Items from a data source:
══════
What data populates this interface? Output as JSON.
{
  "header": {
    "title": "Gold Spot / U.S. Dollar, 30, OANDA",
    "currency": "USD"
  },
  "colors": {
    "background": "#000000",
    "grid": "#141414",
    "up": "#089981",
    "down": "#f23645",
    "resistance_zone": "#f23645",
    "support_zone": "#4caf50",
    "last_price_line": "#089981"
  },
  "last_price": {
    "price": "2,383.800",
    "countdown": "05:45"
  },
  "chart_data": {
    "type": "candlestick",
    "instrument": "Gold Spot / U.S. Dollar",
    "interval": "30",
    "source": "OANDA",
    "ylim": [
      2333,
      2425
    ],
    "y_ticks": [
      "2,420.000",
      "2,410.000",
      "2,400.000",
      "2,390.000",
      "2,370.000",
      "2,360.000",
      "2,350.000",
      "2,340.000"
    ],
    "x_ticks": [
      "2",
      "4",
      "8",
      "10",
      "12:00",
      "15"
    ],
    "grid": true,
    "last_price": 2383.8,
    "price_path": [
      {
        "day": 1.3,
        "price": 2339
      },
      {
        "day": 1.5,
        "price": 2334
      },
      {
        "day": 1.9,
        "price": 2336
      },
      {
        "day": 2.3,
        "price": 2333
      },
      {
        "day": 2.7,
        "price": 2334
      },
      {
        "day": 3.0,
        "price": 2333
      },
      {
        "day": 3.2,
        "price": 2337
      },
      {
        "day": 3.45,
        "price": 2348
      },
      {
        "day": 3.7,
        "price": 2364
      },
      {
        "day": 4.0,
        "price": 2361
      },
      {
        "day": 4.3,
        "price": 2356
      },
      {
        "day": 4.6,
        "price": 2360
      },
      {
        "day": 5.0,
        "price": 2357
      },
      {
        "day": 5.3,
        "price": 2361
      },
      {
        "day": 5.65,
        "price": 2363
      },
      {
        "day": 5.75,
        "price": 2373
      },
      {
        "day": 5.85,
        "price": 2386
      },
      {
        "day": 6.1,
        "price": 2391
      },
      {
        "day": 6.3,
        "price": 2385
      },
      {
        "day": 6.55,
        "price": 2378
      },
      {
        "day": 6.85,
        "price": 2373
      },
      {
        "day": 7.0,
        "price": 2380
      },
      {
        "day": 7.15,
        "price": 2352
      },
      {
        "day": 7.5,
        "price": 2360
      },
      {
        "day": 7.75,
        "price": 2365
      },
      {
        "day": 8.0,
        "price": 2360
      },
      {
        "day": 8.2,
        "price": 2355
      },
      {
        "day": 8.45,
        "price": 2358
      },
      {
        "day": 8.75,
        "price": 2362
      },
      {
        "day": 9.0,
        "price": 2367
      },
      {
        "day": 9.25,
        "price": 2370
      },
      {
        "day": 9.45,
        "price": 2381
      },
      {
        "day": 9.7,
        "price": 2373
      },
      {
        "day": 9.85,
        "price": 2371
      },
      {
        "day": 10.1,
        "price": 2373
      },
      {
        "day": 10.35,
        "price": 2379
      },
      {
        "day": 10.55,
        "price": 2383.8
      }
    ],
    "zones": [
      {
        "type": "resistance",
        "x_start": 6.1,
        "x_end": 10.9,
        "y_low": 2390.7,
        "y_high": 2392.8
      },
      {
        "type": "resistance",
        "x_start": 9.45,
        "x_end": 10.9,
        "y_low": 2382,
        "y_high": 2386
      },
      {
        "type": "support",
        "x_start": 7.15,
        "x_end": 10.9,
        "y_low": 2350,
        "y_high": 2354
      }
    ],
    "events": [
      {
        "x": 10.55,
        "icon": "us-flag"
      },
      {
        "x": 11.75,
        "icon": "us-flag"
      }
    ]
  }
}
══════
▸ **PROBLEM**: Return what is listed above, exactly and completely.

▸ **FULL RESPONSE**:
What data populates this interface? Output as JSON.
{
  "header": {
    "title": "Gold Spot / U.S. Dollar, 30, OANDA",
    "currency": "USD"
  },
  "colors": {
    "background": "#000000",
    "grid": "#141414",
    "up": "#089981",
    "down": "#f23645",
    "resistance_zone": "#f23645",
    "support_zone": "#4caf50",
    "last_price_line": "#089981"
  },
  "last_price": {
    "price": "2,383.800",
    "countdown": "05:45"
  },
  "chart_data": {
    "type": "candlestick",
    "instrument": "Gold Spot / U.S. Dollar",
    "interval": "30",
    "source": "OANDA",
    "ylim": [
      2333,
      2425
    ],
    "y_ticks": [
      "2,420.000",
      "2,410.000",
      "2,400.000",
      "2,390.000",
      "2,370.000",
      "2,360.000",
      "2,350.000",
      "2,340.000"
    ],
    "x_ticks": [
      "2",
      "4",
      "8",
      "10",
      "12:00",
      "15"
    ],
    "grid": true,
    "last_price": 2383.8,
    "price_path": [
      {
        "day": 1.3,
        "price": 2339
      },
      {
        "day": 1.5,
        "price": 2334
      },
      {
        "day": 1.9,
        "price": 2336
      },
      {
        "day": 2.3,
        "price": 2333
      },
      {
        "day": 2.7,
        "price": 2334
      },
      {
        "day": 3.0,
        "price": 2333
      },
      {
        "day": 3.2,
        "price": 2337
      },
      {
        "day": 3.45,
        "price": 2348
      },
      {
        "day": 3.7,
        "price": 2364
      },
      {
        "day": 4.0,
        "price": 2361
      },
      {
        "day": 4.3,
        "price": 2356
      },
      {
        "day": 4.6,
        "price": 2360
      },
      {
        "day": 5.0,
        "price": 2357
      },
      {
        "day": 5.3,
        "price": 2361
      },
      {
        "day": 5.65,
        "price": 2363
      },
      {
        "day": 5.75,
        "price": 2373
      },
      {
        "day": 5.85,
        "price": 2386
      },
      {
        "day": 6.1,
        "price": 2391
      },
      {
        "day": 6.3,
        "price": 2385
      },
      {
        "day": 6.55,
        "price": 2378
      },
      {
        "day": 6.85,
        "price": 2373
      },
      {
        "day": 7.0,
        "price": 2380
      },
      {
        "day": 7.15,
        "price": 2352
      },
      {
        "day": 7.5,
        "price": 2360
      },
      {
        "day": 7.75,
        "price": 2365
      },
      {
        "day": 8.0,
        "price": 2360
      },
      {
        "day": 8.2,
        "price": 2355
      },
      {
        "day": 8.45,
        "price": 2358
      },
      {
        "day": 8.75,
        "price": 2362
      },
      {
        "day": 9.0,
        "price": 2367
      },
      {
        "day": 9.25,
        "price": 2370
      },
      {
        "day": 9.45,
        "price": 2381
      },
      {
        "day": 9.7,
        "price": 2373
      },
      {
        "day": 9.85,
        "price": 2371
      },
      {
        "day": 10.1,
        "price": 2373
      },
      {
        "day": 10.35,
        "price": 2379
      },
      {
        "day": 10.55,
        "price": 2383.8
      }
    ],
    "zones": [
      {
        "type": "resistance",
        "x_start": 6.1,
        "x_end": 10.9,
        "y_low": 2390.7,
        "y_high": 2392.8
      },
      {
        "type": "resistance",
        "x_start": 9.45,
        "x_end": 10.9,
        "y_low": 2382,
        "y_high": 2386
      },
      {
        "type": "support",
        "x_start": 7.15,
        "x_end": 10.9,
        "y_low": 2350,
        "y_high": 2354
      }
    ],
    "events": [
      {
        "x": 10.55,
        "icon": "us-flag"
      },
      {
        "x": 11.75,
        "icon": "us-flag"
      }
    ]
  }
}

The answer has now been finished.